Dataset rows
——————————

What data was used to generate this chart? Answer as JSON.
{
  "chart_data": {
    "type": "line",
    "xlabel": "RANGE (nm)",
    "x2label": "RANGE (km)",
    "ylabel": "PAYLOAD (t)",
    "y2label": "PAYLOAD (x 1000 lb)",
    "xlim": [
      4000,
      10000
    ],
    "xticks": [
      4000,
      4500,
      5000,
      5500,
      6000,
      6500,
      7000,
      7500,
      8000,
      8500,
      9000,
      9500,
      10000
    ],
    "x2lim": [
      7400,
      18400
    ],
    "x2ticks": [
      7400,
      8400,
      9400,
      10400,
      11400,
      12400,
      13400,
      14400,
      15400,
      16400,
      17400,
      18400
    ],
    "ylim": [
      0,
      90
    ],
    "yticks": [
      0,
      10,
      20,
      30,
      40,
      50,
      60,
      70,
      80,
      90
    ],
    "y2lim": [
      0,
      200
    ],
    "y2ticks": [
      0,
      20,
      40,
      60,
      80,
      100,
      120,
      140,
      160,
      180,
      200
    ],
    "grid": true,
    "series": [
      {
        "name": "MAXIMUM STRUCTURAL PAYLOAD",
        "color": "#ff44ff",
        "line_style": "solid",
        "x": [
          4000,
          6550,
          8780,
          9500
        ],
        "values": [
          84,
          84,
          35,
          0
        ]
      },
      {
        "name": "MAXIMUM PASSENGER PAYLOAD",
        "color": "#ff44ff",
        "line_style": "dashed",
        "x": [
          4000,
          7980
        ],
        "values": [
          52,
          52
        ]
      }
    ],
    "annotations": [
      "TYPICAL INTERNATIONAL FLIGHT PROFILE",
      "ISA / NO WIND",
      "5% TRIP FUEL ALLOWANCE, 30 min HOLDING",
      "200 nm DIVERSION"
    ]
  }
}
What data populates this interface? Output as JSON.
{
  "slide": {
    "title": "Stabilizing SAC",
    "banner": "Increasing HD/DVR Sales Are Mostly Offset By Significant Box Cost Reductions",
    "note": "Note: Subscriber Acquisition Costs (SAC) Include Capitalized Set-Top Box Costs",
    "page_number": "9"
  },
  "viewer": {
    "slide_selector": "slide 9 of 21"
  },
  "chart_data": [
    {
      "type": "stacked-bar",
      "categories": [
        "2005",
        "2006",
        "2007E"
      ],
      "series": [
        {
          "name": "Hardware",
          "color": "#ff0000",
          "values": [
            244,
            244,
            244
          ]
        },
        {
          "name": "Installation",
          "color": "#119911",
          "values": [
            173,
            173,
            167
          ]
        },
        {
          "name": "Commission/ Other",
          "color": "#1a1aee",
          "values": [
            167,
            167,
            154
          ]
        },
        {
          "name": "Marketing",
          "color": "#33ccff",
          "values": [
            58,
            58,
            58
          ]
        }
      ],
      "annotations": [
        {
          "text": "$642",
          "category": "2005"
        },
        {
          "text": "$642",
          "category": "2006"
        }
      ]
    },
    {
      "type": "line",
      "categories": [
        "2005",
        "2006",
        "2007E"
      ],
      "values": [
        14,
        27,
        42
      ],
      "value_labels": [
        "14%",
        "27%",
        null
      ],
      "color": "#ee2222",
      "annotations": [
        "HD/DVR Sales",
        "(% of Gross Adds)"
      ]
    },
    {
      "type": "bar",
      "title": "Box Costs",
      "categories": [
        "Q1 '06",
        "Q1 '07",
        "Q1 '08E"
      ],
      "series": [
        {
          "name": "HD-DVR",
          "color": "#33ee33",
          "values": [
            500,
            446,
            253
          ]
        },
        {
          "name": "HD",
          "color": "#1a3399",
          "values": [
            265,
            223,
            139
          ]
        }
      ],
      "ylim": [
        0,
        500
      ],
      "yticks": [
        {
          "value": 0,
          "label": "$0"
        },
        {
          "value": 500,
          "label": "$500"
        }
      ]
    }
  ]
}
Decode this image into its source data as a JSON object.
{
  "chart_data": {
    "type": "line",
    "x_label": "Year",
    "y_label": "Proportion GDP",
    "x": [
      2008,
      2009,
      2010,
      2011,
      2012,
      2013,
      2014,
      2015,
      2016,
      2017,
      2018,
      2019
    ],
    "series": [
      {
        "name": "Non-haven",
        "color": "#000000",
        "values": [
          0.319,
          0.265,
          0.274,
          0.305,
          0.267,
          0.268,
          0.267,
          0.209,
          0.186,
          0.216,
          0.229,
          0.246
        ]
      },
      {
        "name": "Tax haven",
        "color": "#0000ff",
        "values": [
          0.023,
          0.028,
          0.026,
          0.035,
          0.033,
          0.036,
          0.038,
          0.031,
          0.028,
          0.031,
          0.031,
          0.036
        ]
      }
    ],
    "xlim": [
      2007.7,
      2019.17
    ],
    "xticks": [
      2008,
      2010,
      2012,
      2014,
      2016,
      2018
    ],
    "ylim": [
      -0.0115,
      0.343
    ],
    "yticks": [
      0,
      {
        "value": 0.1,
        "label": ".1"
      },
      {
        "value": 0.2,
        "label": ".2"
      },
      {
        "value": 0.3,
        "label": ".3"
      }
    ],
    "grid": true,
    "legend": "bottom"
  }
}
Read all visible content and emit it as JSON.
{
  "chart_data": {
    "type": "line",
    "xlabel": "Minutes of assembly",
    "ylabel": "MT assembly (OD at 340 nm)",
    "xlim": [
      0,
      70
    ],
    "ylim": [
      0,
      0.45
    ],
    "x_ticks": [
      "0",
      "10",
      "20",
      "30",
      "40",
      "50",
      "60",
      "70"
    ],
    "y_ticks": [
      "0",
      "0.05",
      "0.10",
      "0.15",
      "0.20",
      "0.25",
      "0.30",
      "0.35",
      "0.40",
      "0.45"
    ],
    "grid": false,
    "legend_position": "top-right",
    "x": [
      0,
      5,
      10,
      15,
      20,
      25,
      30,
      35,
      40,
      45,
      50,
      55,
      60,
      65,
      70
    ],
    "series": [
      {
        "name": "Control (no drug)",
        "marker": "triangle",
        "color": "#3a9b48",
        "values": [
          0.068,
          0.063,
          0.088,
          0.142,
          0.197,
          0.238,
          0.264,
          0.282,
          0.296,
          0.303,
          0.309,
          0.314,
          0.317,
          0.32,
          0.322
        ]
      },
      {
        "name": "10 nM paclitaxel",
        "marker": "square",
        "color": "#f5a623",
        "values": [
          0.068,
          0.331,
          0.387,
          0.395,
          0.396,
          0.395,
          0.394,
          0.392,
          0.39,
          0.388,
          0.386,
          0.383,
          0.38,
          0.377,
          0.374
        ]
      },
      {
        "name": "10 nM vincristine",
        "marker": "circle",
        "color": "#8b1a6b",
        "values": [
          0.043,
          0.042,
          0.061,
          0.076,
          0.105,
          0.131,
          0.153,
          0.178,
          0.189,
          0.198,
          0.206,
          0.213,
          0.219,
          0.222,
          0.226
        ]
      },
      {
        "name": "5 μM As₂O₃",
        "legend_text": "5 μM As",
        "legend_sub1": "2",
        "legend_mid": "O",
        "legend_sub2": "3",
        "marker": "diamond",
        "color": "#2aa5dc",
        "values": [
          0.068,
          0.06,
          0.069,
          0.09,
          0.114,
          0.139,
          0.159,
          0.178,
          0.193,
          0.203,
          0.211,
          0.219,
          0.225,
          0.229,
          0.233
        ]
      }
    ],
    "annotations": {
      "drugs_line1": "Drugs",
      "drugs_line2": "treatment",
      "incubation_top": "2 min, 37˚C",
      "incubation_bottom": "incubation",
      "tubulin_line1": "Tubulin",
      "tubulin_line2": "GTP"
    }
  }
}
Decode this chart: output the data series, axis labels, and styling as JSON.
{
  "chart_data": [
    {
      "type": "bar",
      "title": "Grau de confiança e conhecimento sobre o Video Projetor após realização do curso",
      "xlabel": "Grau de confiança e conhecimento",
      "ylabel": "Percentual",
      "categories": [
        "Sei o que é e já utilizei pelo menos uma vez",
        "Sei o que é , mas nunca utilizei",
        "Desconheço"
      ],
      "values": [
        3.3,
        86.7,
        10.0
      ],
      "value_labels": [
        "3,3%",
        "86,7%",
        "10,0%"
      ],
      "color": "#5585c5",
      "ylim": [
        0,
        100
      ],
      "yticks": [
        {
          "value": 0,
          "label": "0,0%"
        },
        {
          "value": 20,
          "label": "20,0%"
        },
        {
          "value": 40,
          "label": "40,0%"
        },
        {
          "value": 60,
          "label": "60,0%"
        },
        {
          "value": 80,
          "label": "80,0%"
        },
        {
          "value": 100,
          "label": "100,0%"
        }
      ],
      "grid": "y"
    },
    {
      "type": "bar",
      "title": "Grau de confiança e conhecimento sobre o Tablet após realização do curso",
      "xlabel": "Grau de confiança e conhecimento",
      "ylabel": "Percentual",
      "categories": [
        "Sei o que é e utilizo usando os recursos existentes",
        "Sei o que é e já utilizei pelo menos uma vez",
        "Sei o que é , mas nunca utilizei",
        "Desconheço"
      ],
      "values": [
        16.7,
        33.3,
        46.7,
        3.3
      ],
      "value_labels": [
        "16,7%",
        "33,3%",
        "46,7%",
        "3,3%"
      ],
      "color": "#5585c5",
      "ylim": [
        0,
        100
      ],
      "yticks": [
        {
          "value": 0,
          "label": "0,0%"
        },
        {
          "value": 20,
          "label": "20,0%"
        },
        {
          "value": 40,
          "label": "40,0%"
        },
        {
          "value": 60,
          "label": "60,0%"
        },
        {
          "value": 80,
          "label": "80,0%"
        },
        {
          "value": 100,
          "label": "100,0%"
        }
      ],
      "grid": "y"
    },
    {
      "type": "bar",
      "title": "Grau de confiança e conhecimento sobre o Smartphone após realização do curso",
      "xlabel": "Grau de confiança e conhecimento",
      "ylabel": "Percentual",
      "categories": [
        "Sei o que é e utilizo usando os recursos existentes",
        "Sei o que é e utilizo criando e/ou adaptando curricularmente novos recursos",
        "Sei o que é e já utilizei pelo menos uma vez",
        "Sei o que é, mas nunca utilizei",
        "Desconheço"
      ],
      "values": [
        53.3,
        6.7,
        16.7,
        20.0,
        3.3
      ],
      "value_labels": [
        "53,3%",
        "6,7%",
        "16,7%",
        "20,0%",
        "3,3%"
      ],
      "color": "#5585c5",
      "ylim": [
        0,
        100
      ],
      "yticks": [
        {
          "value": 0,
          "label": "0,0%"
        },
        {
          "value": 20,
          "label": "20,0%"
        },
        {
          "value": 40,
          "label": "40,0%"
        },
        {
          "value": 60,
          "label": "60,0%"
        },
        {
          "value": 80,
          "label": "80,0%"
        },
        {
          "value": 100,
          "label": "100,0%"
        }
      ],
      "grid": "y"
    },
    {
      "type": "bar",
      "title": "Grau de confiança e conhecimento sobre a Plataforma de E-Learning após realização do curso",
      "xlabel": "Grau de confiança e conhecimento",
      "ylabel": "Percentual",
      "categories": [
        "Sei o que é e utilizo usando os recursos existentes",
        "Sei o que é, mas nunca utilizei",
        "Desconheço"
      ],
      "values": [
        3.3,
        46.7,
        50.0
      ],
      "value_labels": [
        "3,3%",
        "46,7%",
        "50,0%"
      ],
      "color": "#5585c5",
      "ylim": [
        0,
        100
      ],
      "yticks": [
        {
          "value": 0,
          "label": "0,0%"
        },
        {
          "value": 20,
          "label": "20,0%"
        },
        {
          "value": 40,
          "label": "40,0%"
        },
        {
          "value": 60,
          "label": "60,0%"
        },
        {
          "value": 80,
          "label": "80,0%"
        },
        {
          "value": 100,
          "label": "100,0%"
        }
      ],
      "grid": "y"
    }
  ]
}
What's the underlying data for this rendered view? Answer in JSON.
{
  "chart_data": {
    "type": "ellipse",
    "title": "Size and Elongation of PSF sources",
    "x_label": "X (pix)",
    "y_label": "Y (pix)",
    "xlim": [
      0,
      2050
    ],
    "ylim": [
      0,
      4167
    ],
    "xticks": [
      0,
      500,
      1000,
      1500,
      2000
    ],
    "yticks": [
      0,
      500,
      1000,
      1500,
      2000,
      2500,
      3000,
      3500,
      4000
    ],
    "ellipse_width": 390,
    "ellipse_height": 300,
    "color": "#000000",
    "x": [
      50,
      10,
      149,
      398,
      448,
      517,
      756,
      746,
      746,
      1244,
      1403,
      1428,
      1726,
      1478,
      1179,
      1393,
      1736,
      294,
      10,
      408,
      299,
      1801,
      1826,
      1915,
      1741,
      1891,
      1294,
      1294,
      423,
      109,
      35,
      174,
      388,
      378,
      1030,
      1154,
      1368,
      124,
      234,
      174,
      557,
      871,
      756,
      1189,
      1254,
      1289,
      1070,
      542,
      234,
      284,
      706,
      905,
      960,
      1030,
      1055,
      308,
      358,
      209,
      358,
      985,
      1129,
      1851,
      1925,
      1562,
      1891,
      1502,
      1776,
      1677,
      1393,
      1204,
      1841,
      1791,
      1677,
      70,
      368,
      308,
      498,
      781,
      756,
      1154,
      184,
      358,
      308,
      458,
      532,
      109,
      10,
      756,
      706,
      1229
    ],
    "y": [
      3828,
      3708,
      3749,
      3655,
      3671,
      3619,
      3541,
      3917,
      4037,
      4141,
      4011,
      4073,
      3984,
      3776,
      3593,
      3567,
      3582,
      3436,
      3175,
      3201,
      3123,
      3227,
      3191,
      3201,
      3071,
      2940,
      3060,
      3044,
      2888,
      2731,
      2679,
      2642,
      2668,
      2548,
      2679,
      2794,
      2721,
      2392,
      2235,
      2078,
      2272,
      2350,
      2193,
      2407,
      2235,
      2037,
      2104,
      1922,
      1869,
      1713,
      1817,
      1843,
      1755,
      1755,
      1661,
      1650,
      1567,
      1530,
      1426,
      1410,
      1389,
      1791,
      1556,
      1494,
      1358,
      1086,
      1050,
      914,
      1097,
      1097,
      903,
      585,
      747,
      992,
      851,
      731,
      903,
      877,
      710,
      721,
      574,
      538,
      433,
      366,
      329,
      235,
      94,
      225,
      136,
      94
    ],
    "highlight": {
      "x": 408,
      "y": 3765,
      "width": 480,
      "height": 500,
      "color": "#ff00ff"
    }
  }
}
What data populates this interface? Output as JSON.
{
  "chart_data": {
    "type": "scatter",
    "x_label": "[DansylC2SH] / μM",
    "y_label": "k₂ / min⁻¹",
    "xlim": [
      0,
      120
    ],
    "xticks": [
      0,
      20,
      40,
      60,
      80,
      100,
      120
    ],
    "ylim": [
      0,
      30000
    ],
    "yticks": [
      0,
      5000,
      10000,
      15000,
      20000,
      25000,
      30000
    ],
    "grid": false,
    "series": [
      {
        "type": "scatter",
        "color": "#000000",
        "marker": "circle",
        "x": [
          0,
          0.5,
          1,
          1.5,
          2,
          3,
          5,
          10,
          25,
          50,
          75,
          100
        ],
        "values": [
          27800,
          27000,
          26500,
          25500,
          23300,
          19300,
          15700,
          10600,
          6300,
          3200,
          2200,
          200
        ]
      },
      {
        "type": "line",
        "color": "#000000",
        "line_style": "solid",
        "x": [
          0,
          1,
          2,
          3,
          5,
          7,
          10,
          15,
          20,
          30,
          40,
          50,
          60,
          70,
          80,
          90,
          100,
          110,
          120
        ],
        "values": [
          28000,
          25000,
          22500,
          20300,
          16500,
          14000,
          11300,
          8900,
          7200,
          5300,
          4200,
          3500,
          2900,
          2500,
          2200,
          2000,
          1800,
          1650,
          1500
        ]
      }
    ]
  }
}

——————————

■ **Exercise aim**
Select every line where the word "realização" occurs.

■ **Reply**
      "title": "Grau de confiança e conhecimento sobre o Video Projetor após realização do curso",
      "title": "Grau de confiança e conhecimento sobre o Tablet após realização do curso",
      "title": "Grau de confiança e conhecimento sobre o Smartphone após realização do curso",
      "title": "Grau de confiança e conhecimento sobre a Plataforma de E-Learning após realização do curso",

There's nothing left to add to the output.